--- begin PROVIDED MATERIAL ---

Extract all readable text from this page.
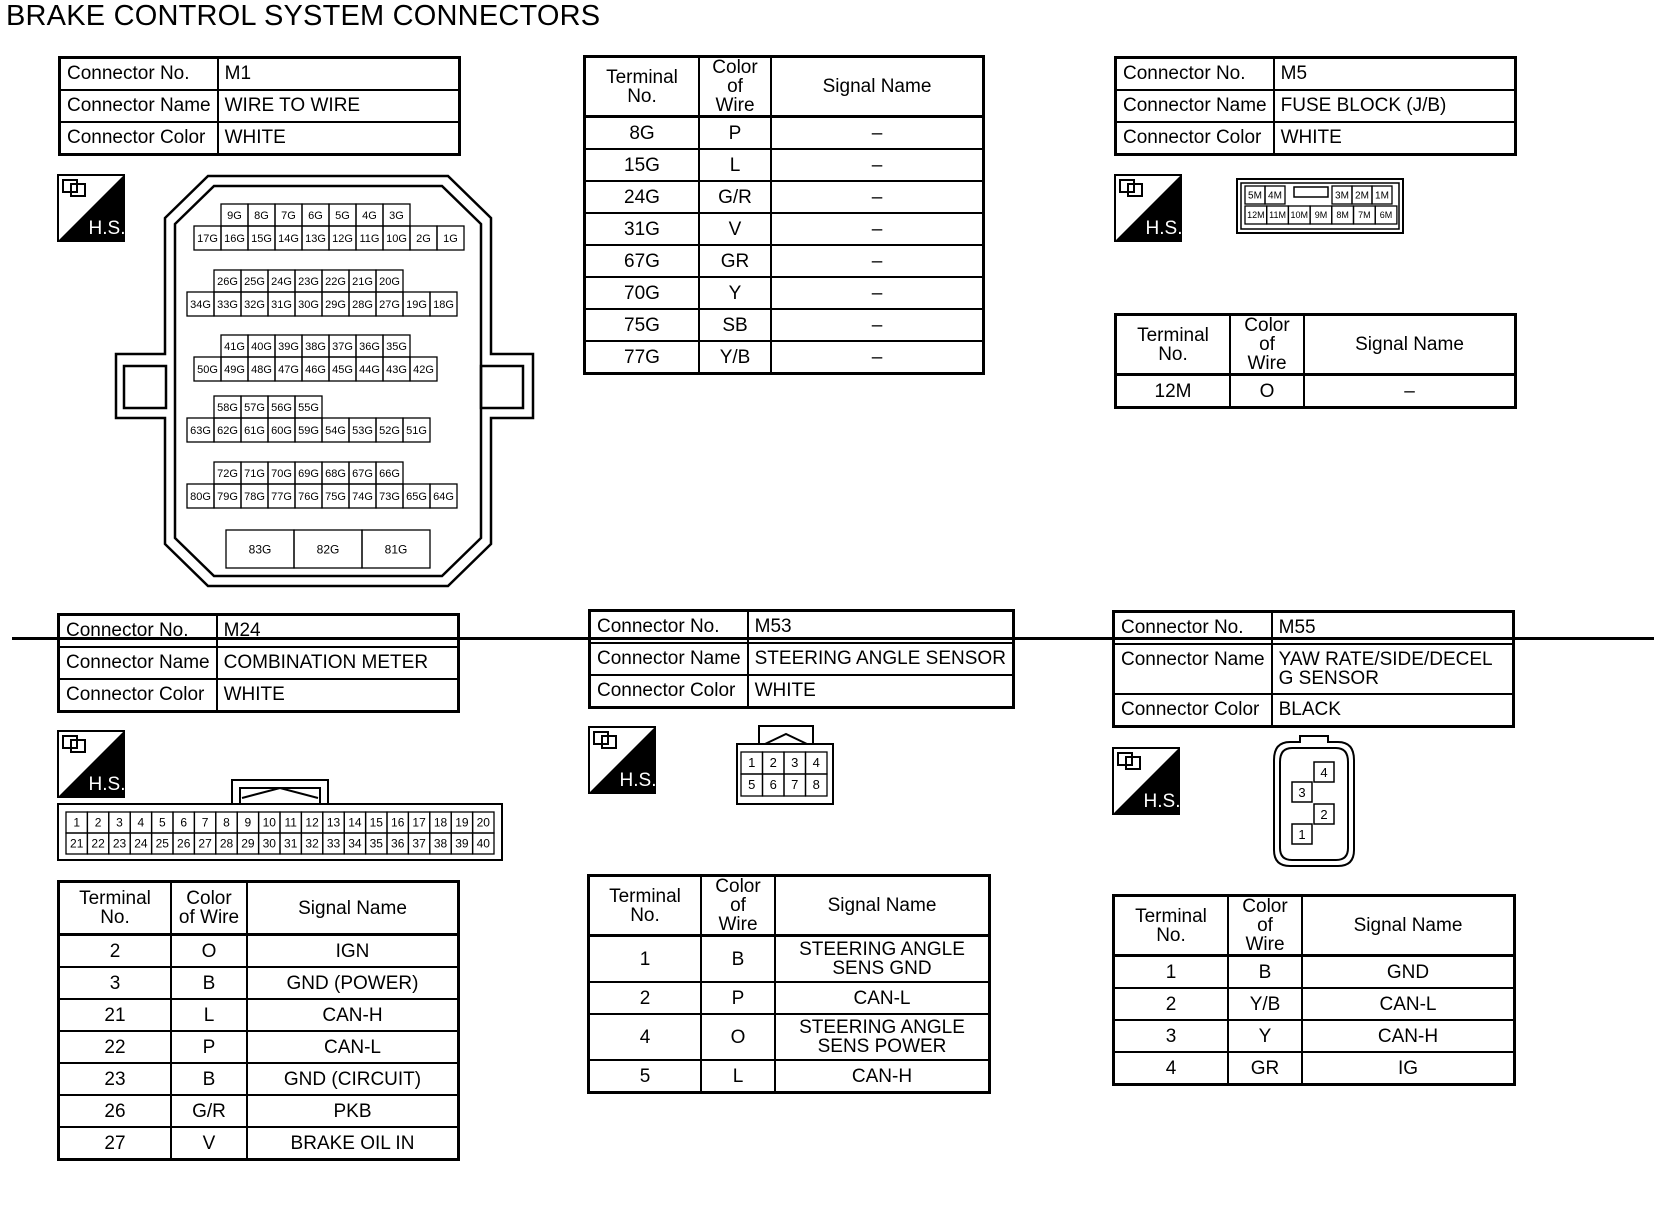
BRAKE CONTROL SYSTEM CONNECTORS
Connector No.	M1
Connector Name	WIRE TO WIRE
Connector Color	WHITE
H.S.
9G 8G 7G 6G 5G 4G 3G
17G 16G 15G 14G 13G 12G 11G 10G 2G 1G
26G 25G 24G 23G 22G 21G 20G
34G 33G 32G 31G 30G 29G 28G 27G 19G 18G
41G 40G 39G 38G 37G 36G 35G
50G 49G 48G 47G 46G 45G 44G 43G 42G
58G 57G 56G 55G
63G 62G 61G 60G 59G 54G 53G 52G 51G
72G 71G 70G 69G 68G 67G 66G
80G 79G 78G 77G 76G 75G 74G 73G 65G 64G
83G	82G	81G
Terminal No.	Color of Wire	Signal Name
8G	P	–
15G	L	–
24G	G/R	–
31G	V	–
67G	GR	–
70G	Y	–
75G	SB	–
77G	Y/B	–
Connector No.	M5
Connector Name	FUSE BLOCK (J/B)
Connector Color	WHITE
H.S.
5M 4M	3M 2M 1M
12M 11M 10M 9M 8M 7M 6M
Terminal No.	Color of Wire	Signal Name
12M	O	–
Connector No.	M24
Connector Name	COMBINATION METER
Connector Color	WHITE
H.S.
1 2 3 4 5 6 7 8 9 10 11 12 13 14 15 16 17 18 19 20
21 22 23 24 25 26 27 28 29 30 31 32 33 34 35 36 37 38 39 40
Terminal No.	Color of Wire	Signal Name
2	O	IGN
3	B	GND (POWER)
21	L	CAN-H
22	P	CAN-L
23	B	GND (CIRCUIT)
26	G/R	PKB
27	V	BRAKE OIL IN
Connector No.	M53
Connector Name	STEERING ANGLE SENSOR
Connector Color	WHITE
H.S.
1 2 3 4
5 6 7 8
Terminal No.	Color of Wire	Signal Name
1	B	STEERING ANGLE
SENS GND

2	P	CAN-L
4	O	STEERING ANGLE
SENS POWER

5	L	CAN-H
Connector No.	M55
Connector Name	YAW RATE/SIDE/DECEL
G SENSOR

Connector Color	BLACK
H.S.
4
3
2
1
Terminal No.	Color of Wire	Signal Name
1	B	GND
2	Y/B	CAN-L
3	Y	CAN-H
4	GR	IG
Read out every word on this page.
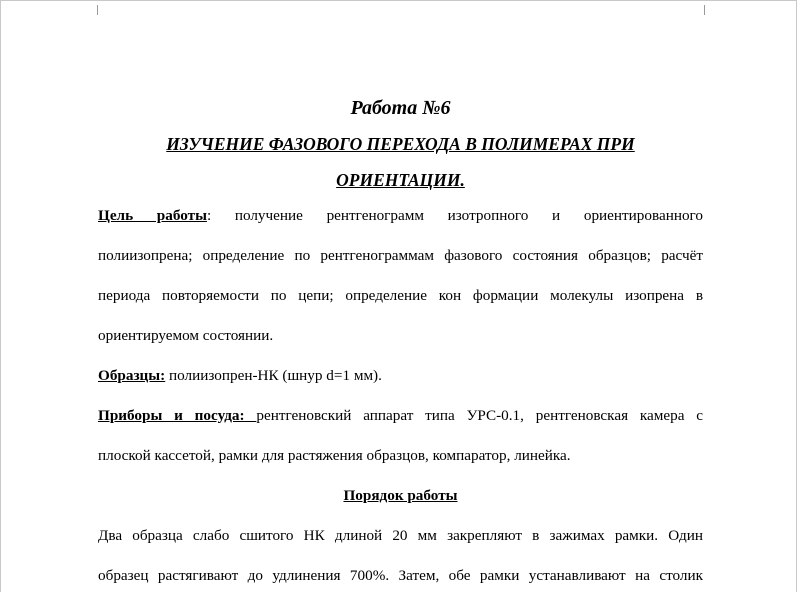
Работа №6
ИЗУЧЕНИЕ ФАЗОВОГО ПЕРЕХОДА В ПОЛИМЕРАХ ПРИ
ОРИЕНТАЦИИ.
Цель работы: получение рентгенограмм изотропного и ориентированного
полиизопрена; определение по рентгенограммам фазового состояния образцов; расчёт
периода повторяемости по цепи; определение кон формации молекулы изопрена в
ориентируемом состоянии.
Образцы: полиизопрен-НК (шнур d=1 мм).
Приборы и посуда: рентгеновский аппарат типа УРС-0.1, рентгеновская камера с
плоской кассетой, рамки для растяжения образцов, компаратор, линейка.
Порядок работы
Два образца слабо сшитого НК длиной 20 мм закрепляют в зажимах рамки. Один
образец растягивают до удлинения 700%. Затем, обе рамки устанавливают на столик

--- end PROVIDED MATERIAL ---

*DIRECTIONS:* From the entries above, return each line with the word "определение" in it.

*TASK ANSWER:*
полиизопрена; определение по рентгенограммам фазового состояния образцов; расчёт
периода повторяемости по цепи; определение кон формации молекулы изопрена в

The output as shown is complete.